### AIM
Say how many lines contain the word "Industrial". Only the number should be given.

*** RECORDS FOR THE EXERCISE ***

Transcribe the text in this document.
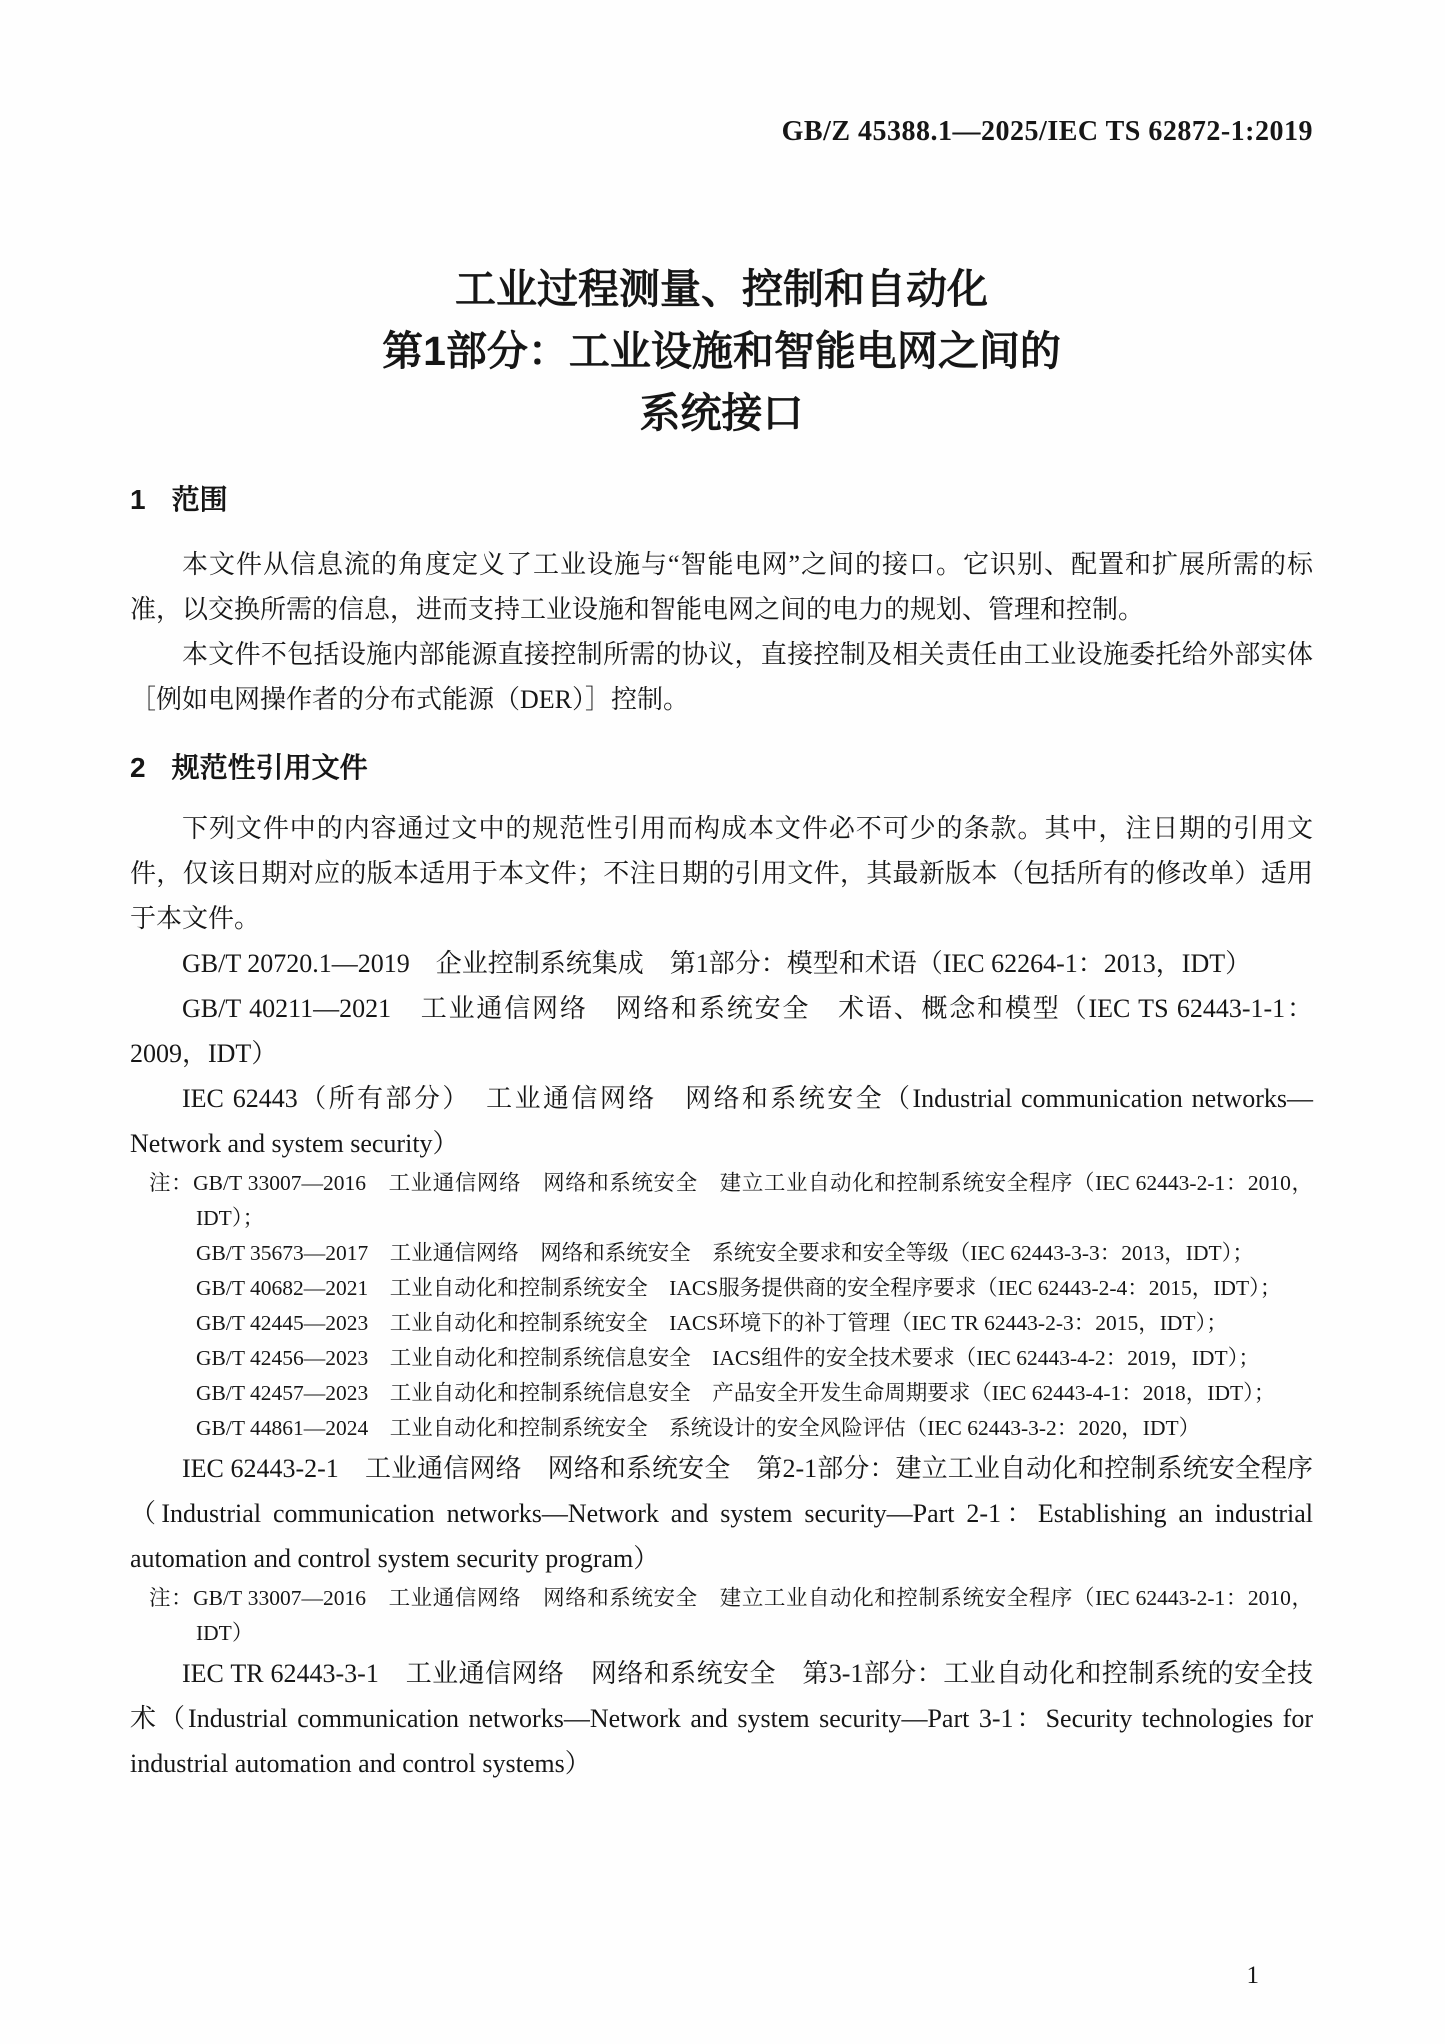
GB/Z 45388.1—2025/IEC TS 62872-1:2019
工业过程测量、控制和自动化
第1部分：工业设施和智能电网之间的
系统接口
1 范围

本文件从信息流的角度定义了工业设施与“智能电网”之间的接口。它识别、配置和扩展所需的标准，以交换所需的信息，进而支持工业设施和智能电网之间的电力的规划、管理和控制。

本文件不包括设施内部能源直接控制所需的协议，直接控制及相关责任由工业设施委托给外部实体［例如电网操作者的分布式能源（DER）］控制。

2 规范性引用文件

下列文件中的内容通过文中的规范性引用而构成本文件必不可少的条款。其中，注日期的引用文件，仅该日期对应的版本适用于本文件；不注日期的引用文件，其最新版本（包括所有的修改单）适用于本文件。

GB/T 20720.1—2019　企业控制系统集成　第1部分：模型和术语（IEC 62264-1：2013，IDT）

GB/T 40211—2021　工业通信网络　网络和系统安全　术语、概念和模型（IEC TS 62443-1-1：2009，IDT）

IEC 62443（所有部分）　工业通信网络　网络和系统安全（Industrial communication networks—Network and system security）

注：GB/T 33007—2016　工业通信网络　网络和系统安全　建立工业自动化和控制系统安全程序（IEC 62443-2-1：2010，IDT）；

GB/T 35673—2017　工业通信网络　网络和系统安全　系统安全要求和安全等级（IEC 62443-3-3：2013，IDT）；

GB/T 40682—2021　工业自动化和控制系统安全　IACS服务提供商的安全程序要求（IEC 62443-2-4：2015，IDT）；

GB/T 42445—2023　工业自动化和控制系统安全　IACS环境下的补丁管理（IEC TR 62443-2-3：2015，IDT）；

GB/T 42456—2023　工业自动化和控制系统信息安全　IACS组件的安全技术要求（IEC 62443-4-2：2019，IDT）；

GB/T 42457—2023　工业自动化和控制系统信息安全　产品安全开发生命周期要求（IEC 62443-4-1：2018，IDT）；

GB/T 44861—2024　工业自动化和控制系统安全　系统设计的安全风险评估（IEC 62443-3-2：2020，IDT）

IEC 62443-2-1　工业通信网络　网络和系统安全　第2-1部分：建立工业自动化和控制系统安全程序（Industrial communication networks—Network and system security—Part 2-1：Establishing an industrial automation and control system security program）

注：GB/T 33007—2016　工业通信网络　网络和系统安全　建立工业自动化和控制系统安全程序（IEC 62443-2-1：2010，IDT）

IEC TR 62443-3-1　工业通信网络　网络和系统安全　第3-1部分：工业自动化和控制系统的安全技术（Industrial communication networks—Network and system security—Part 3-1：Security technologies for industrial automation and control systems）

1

***
*** RECORDS FOR THE EXERCISE ***

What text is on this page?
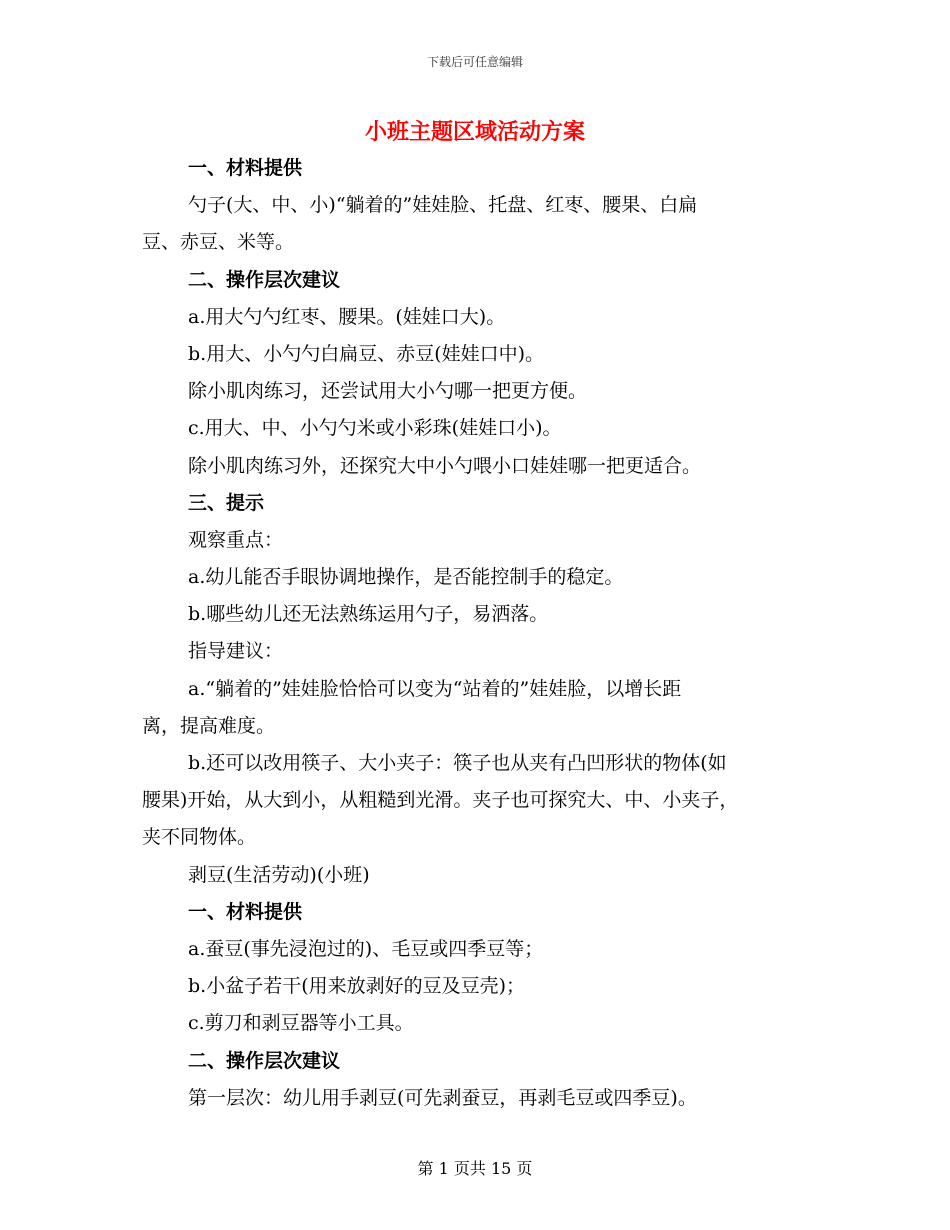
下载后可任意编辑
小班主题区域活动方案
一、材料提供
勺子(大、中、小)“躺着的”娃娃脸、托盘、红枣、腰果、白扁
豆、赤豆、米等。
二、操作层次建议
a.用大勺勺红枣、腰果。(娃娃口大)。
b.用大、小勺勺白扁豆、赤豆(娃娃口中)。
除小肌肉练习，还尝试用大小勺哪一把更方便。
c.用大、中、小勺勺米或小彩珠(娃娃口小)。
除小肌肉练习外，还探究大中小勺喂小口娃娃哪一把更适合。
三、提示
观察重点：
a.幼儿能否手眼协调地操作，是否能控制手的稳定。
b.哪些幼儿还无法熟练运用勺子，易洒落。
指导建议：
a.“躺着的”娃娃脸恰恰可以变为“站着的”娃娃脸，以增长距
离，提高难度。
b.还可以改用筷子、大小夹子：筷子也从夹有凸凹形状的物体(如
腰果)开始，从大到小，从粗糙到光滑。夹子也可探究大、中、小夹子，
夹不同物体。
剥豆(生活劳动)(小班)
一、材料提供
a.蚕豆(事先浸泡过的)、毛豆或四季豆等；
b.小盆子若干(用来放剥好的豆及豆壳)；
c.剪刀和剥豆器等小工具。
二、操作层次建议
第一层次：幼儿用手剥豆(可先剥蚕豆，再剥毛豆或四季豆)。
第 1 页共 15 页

***
*** RECORDS FOR THE EXERCISE ***

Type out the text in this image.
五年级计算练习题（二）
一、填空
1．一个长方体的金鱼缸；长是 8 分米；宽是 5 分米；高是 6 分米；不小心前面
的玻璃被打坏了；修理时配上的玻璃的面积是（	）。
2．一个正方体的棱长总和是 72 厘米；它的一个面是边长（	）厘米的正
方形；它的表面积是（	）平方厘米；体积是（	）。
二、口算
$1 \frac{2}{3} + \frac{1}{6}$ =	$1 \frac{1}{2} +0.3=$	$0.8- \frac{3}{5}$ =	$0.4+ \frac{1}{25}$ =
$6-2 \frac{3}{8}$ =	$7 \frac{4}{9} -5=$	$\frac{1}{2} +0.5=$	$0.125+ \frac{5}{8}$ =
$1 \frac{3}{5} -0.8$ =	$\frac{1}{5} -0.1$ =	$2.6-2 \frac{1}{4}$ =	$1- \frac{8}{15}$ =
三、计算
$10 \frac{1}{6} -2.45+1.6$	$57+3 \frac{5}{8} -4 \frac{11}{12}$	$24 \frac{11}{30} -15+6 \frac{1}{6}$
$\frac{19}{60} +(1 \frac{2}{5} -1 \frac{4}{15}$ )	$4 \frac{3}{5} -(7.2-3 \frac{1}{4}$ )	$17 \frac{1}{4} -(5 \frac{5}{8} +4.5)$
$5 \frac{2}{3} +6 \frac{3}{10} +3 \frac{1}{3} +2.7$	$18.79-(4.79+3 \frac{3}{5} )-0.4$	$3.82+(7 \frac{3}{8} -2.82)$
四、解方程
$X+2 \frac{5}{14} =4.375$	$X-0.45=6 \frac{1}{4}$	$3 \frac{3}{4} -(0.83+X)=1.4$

***

### ANSWER TO THIS TASK
3